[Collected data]
((

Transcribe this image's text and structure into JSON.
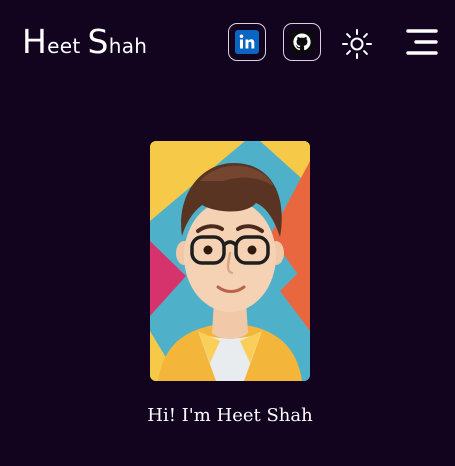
{
  "header": {
    "logo": {
      "first_cap": "H",
      "first_rest": "eet",
      "last_cap": "S",
      "last_rest": "hah"
    },
    "linkedin": {
      "icon": "linkedin-icon",
      "color": "#0a66c2"
    },
    "github": {
      "icon": "github-icon"
    },
    "theme_toggle": {
      "icon": "sun-icon"
    },
    "menu": {
      "icon": "hamburger-menu-icon"
    }
  },
  "hero": {
    "avatar": {
      "icon": "avatar-portrait"
    },
    "greeting": "Hi! I'm Heet Shah"
  },
  "colors": {
    "background": "#12041f",
    "text": "#ffffff",
    "icon_border": "#d6d3dc"
  }
}
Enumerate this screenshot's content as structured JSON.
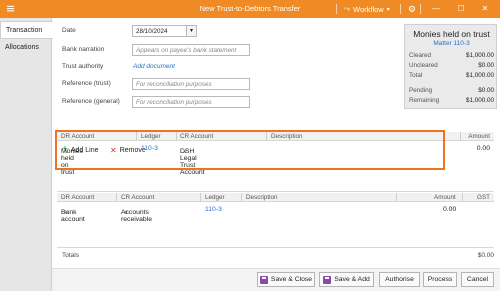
{
  "window": {
    "title": "New Trust-to-Debtors Transfer",
    "workflow_label": "Workflow"
  },
  "tabs": [
    {
      "label": "Transaction",
      "active": true
    },
    {
      "label": "Allocations",
      "active": false
    }
  ],
  "form": {
    "date_label": "Date",
    "date_value": "28/10/2024",
    "bank_narration_label": "Bank narration",
    "bank_narration_placeholder": "Appears on payee's bank statement",
    "trust_authority_label": "Trust authority",
    "add_document_link": "Add document",
    "reference_trust_label": "Reference (trust)",
    "reference_trust_placeholder": "For reconciliation purposes",
    "reference_general_label": "Reference (general)",
    "reference_general_placeholder": "For reconciliation purposes"
  },
  "panel": {
    "title": "Monies held on trust",
    "matter": "Matter 110-3",
    "rows": [
      {
        "label": "Cleared",
        "value": "$1,000.00"
      },
      {
        "label": "Uncleared",
        "value": "$0.00"
      },
      {
        "label": "Total",
        "value": "$1,000.00"
      },
      {
        "label": "Pending",
        "value": "$0.00"
      },
      {
        "label": "Remaining",
        "value": "$1,000.00"
      }
    ]
  },
  "toolbar": {
    "add_line": "Add Line",
    "remove": "Remove"
  },
  "trust_grid": {
    "headers": {
      "dr": "DR Account",
      "ledger": "Ledger",
      "cr": "CR Account",
      "description": "Description",
      "amount": "Amount"
    },
    "row": {
      "dr": "Monies held on trust",
      "ledger": "110-3",
      "cr": "DSH Legal Trust Account",
      "amount": "0.00"
    }
  },
  "general_grid": {
    "headers": {
      "dr": "DR Account",
      "cr": "CR Account",
      "ledger": "Ledger",
      "description": "Description",
      "amount": "Amount",
      "gst": "GST"
    },
    "row": {
      "dr": "Bank account",
      "cr": "Accounts receivable",
      "ledger": "110-3",
      "amount": "0.00"
    }
  },
  "totals": {
    "label": "Totals",
    "value": "$0.00"
  },
  "buttons": {
    "save_close": "Save & Close",
    "save_add": "Save & Add",
    "authorise": "Authorise",
    "process": "Process",
    "cancel": "Cancel"
  },
  "colors": {
    "titlebar": "#f08a24",
    "highlight": "#f07320",
    "link": "#2a6fc9"
  }
}
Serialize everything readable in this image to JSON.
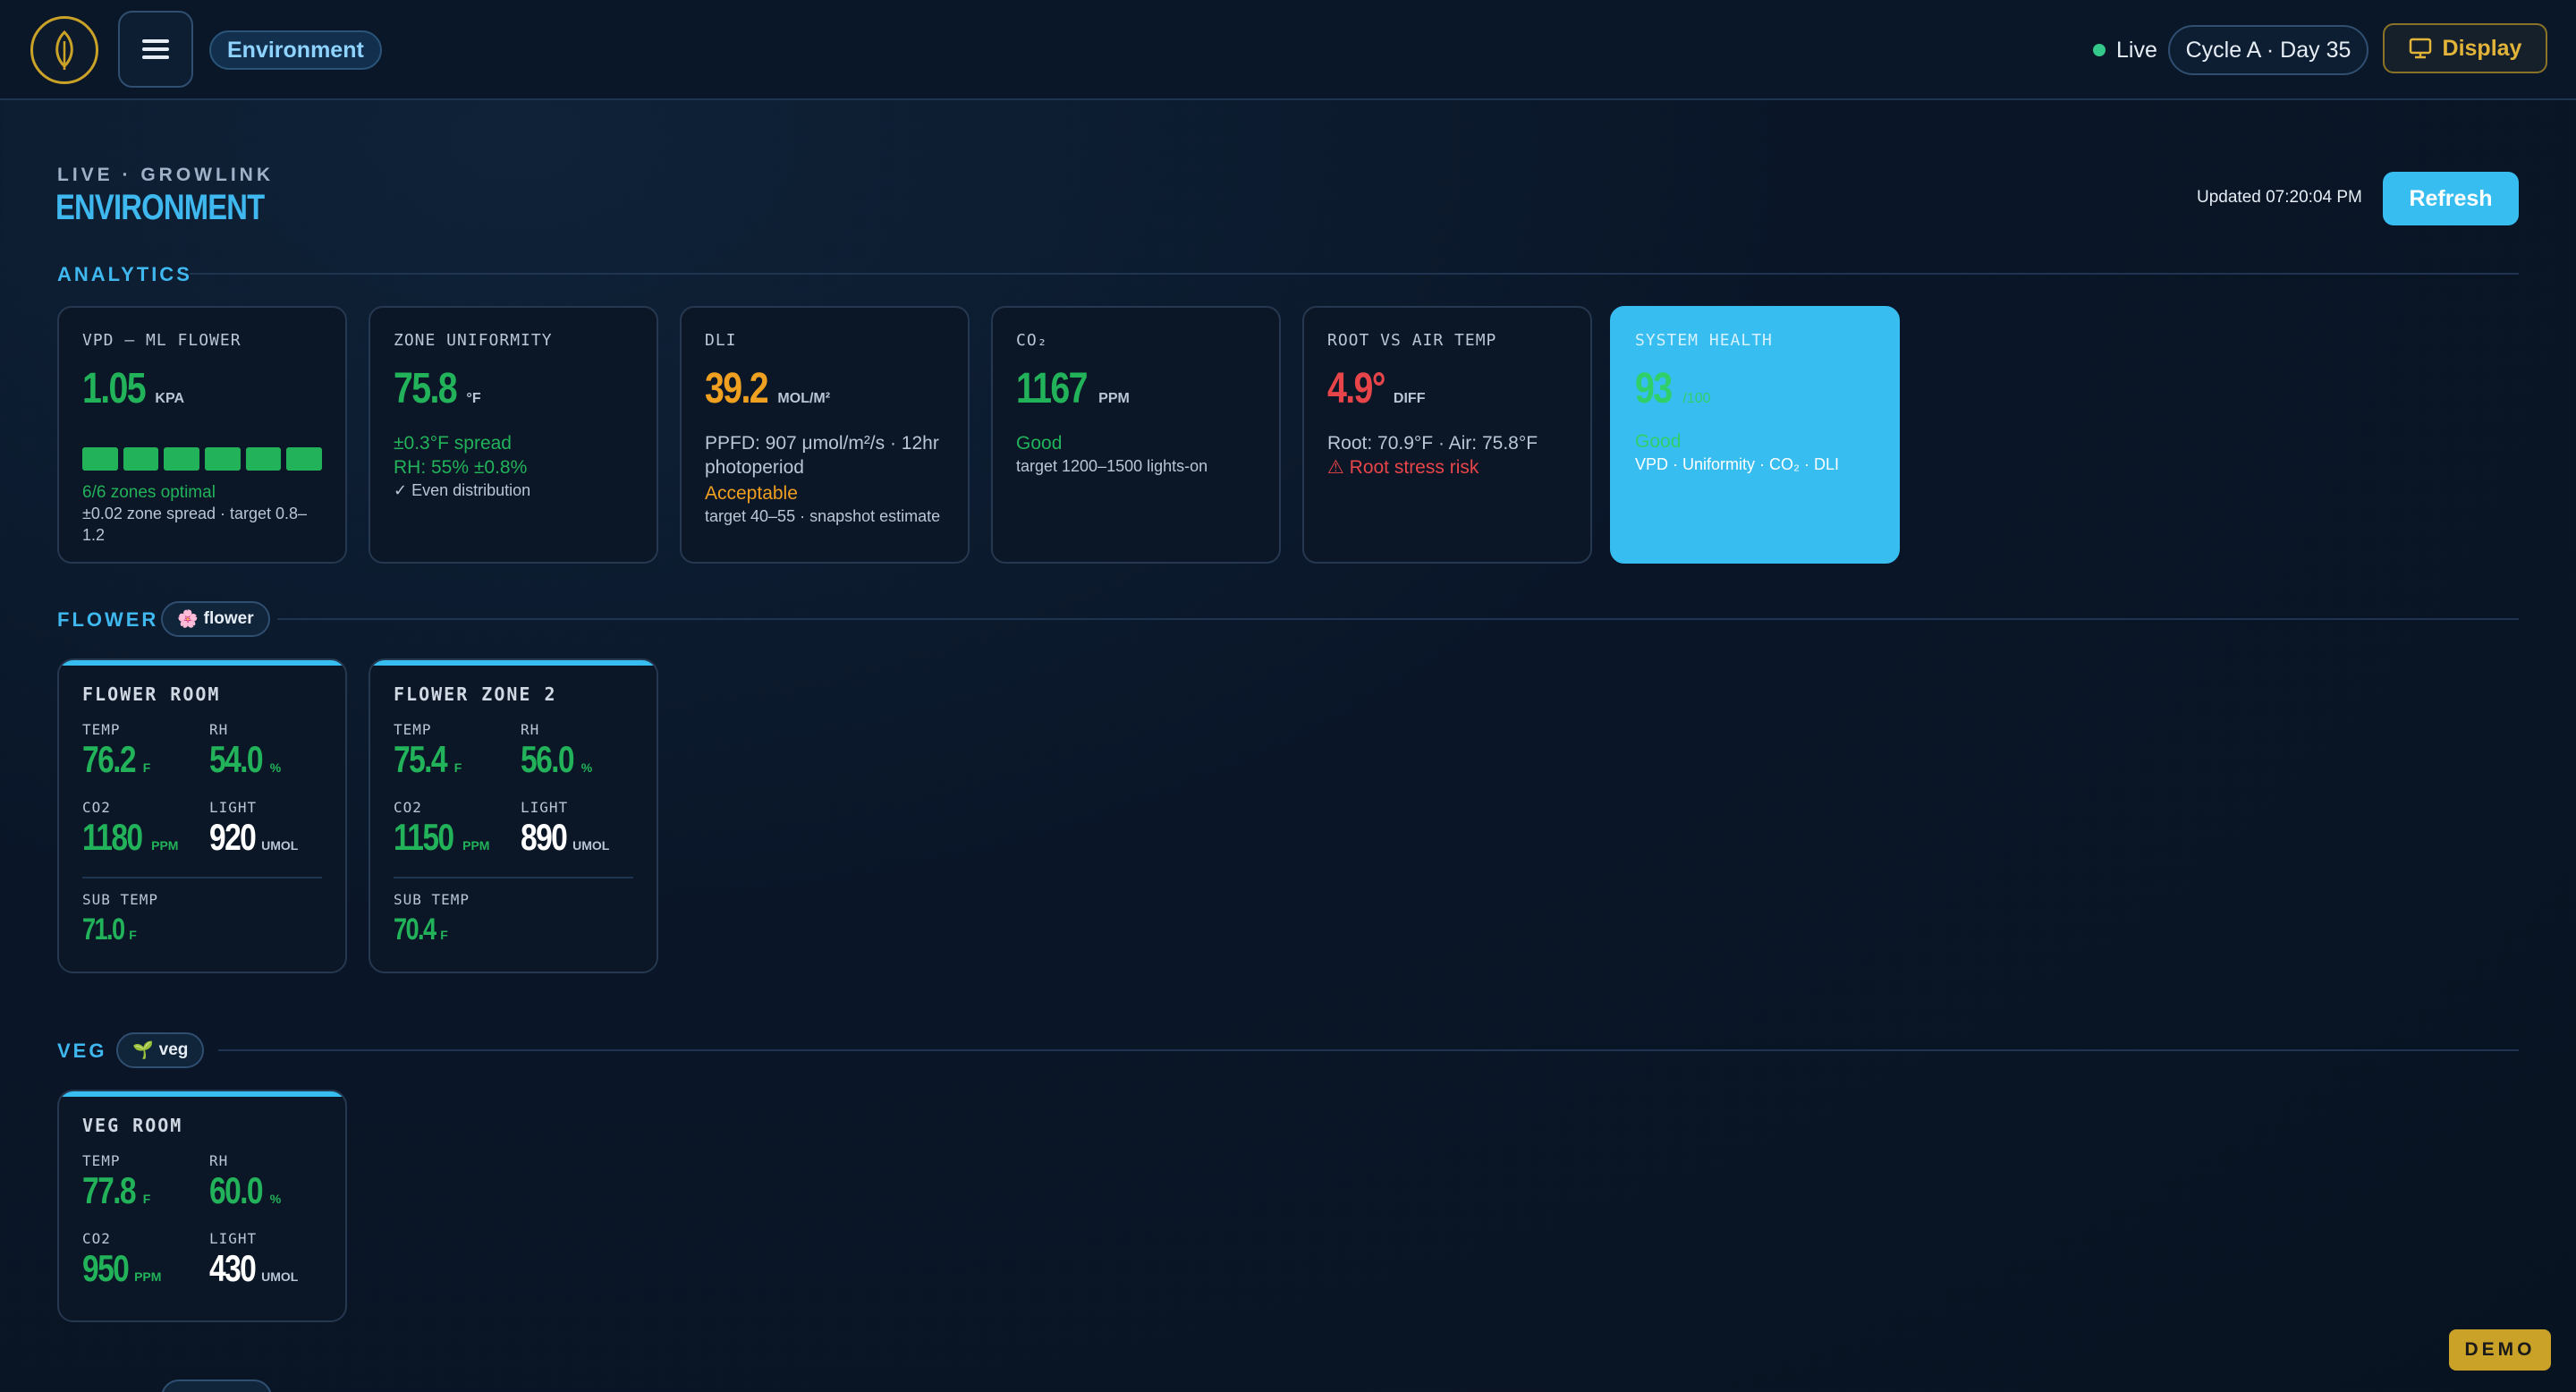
{
  "topbar": {
    "section_pill": "Environment",
    "live_label": "Live",
    "cycle_label": "Cycle A · Day 35",
    "display_label": "Display"
  },
  "header": {
    "eyebrow": "LIVE · GROWLINK",
    "title": "ENVIRONMENT",
    "updated": "Updated 07:20:04 PM",
    "refresh_label": "Refresh"
  },
  "analytics": {
    "section_label": "ANALYTICS",
    "cards": [
      {
        "label": "VPD — ML FLOWER",
        "value": "1.05",
        "unit": "KPA",
        "zones_text": "6/6 zones optimal",
        "spread_text": "±0.02 zone spread · target 0.8–1.2",
        "zone_bars": 6
      },
      {
        "label": "ZONE UNIFORMITY",
        "value": "75.8",
        "unit": "°F",
        "line1": "±0.3°F spread",
        "line2": "RH: 55% ±0.8%",
        "line3": "✓ Even distribution"
      },
      {
        "label": "DLI",
        "value": "39.2",
        "unit": "MOL/M²",
        "line1": "PPFD: 907 μmol/m²/s · 12hr photoperiod",
        "status": "Acceptable",
        "note": "target 40–55 · snapshot estimate"
      },
      {
        "label": "CO₂",
        "value": "1167",
        "unit": "PPM",
        "status": "Good",
        "note": "target 1200–1500 lights-on"
      },
      {
        "label": "ROOT VS AIR TEMP",
        "value": "4.9°",
        "unit": "DIFF",
        "line1": "Root: 70.9°F · Air: 75.8°F",
        "warning": "⚠ Root stress risk"
      },
      {
        "label": "SYSTEM HEALTH",
        "value": "93",
        "unit": "/100",
        "status": "Good",
        "note": "VPD · Uniformity · CO₂ · DLI"
      }
    ]
  },
  "flower": {
    "section_label": "FLOWER",
    "tag": "flower",
    "tag_icon": "🌸",
    "zones": [
      {
        "name": "FLOWER ROOM",
        "temp": "76.2",
        "temp_unit": "F",
        "rh": "54.0",
        "rh_unit": "%",
        "co2": "1180",
        "co2_unit": "PPM",
        "light": "920",
        "light_unit": "UMOL",
        "sub_temp": "71.0",
        "sub_temp_unit": "F"
      },
      {
        "name": "FLOWER ZONE 2",
        "temp": "75.4",
        "temp_unit": "F",
        "rh": "56.0",
        "rh_unit": "%",
        "co2": "1150",
        "co2_unit": "PPM",
        "light": "890",
        "light_unit": "UMOL",
        "sub_temp": "70.4",
        "sub_temp_unit": "F"
      }
    ]
  },
  "veg": {
    "section_label": "VEG",
    "tag": "veg",
    "tag_icon": "🌱",
    "zones": [
      {
        "name": "VEG ROOM",
        "temp": "77.8",
        "temp_unit": "F",
        "rh": "60.0",
        "rh_unit": "%",
        "co2": "950",
        "co2_unit": "PPM",
        "light": "430",
        "light_unit": "UMOL"
      }
    ]
  },
  "metric_labels": {
    "temp": "TEMP",
    "rh": "RH",
    "co2": "CO2",
    "light": "LIGHT",
    "sub_temp": "SUB TEMP"
  },
  "demo_badge": "DEMO",
  "colors": {
    "accent": "#38bdf0",
    "good": "#22b35a",
    "warn": "#f0a020",
    "bad": "#e8454a",
    "brand_gold": "#c9a227"
  }
}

))

▸ **Aim**
Find the word "name" in the material, then list each line that holds it.

▸ **Written answer**
        "name": "FLOWER ROOM",
        "name": "FLOWER ZONE 2",
        "name": "VEG ROOM",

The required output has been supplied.